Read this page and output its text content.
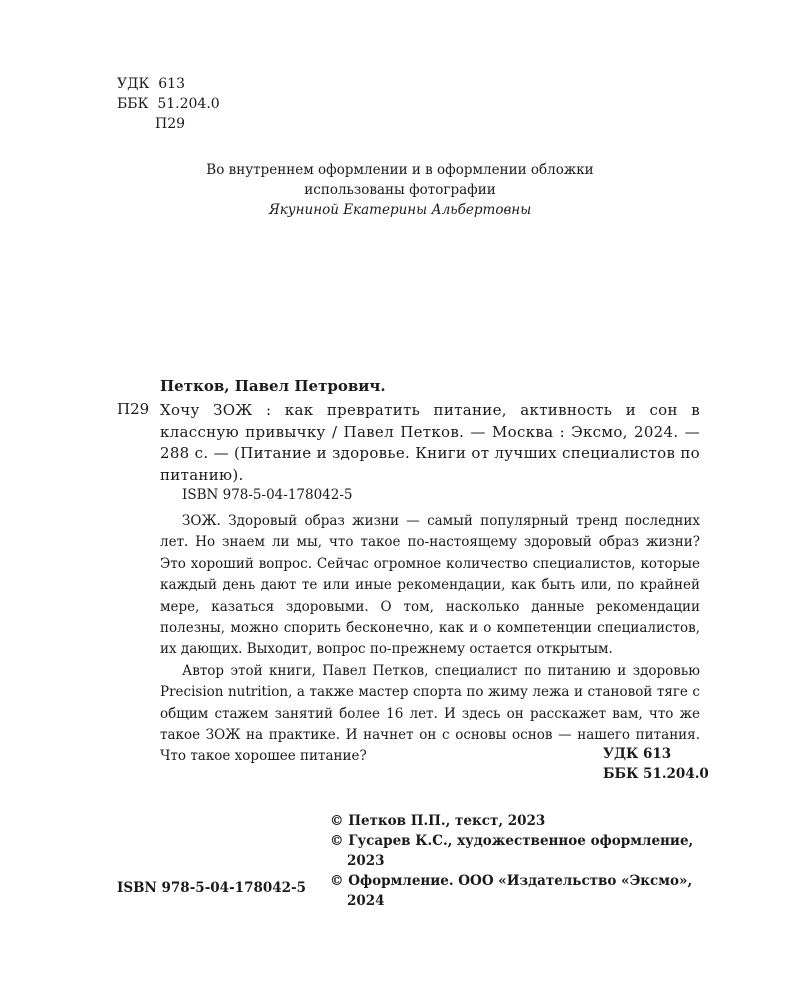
УДК 613
ББК 51.204.0
П29
Во внутреннем оформлении и в оформлении обложки
использованы фотографии
Якуниной Екатерины Альбертовны
Петков, Павел Петрович.
П29 Хочу ЗОЖ : как превратить питание, активность и сон в классную привычку / Павел Петков. — Москва : Эксмо, 2024. — 288 с. — (Питание и здоровье. Книги от лучших специалистов по питанию).
ISBN 978-5-04-178042-5

ЗОЖ. Здоровый образ жизни — самый популярный тренд последних лет. Но знаем ли мы, что такое по-настоящему здоровый образ жизни? Это хороший вопрос. Сейчас огромное количество специалистов, которые каждый день дают те или иные рекомендации, как быть или, по крайней мере, казаться здоровыми. О том, насколько данные рекомендации полезны, можно спорить бесконечно, как и о компетенции специалистов, их дающих. Выходит, вопрос по-прежнему остается открытым.

Автор этой книги, Павел Петков, специалист по питанию и здоровью Precision nutrition, а также мастер спорта по жиму лежа и становой тяге с общим стажем занятий более 16 лет. И здесь он расскажет вам, что же такое ЗОЖ на практике. И начнет он с основы основ — нашего питания. Что такое хорошее питание?	УДК 613
ББК 51.204.0
© Петков П.П., текст, 2023
© Гусарев К.С., художественное оформление, 2023
© Оформление. ООО «Издательство «Эксмо», 2024
ISBN 978-5-04-178042-5
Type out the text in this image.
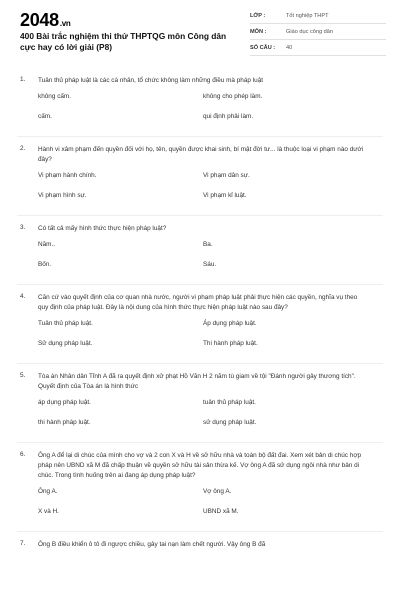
2048.vn
400 Bài trắc nghiệm thi thử THPTQG môn Công dân cực hay có lời giải (P8)
LỚP :	Tốt nghiệp THPT
MÔN :	Giáo dục công dân
SỐ CÂU :	40
1. Tuân thủ pháp luật là các cá nhân, tổ chức không làm những điều mà pháp luật
không cấm.	không cho phép làm.
cấm.	qui định phải làm.
2. Hành vi xâm phạm đến quyền đối với họ, tên, quyền được khai sinh, bí mật đời tư... là thuộc loại vi phạm nào dưới đây?
Vi phạm hành chính.	Vi phạm dân sự.
Vi phạm hình sự.	Vi phạm kỉ luật.
3. Có tất cả mấy hình thức thực hiện pháp luật?
Năm..	Ba.
Bốn.	Sáu.
4. Căn cứ vào quyết định của cơ quan nhà nước, người vi phạm pháp luật phải thực hiện các quyền, nghĩa vụ theo quy định của pháp luật. Đây là nội dung của hình thức thực hiện pháp luật nào sau đây?
Tuân thủ pháp luật.	Áp dụng pháp luật.
Sử dụng pháp luật.	Thi hành pháp luật.
5. Tòa án Nhân dân Tỉnh A đã ra quyết định xử phạt Hồ Văn H 2 năm tù giam về tội "Đánh người gây thương tích". Quyết định của Tòa án là hình thức
áp dụng pháp luật.	tuân thủ pháp luật.
thi hành pháp luật.	sử dụng pháp luật.
6. Ông A để lại di chúc của mình cho vợ và 2 con X và H về sở hữu nhà và toàn bộ đất đai. Xem xét bản di chúc hợp pháp nên UBND xã M đã chấp thuận về quyền sở hữu tài sản thừa kế. Vợ ông A đã sử dụng ngôi nhà như bản di chúc. Trong tình huống trên ai đang áp dụng pháp luật?
Ông A.	Vợ ông A.
X và H.	UBND xã M.
7. Ông B điều khiển ô tô đi ngược chiều, gây tai nạn làm chết người. Vậy ông B đã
____
* [Exercise aim]
Find and copy every line in the entries above where the string "питание" occurs.

* [Response for this exercise]
П29 Хочу ЗОЖ : как превратить питание, активность и сон в классную привычку / Павел Петков. — Москва : Эксмо, 2024. — 288 с. — (Питание и здоровье. Книги от лучших специалистов по питанию).
Автор этой книги, Павел Петков, специалист по питанию и здоровью Precision nutrition, а также мастер спорта по жиму лежа и становой тяге с общим стажем занятий более 16 лет. И здесь он расскажет вам, что же такое ЗОЖ на практике. И начнет он с основы основ — нашего питания. Что такое хорошее питание?	УДК 613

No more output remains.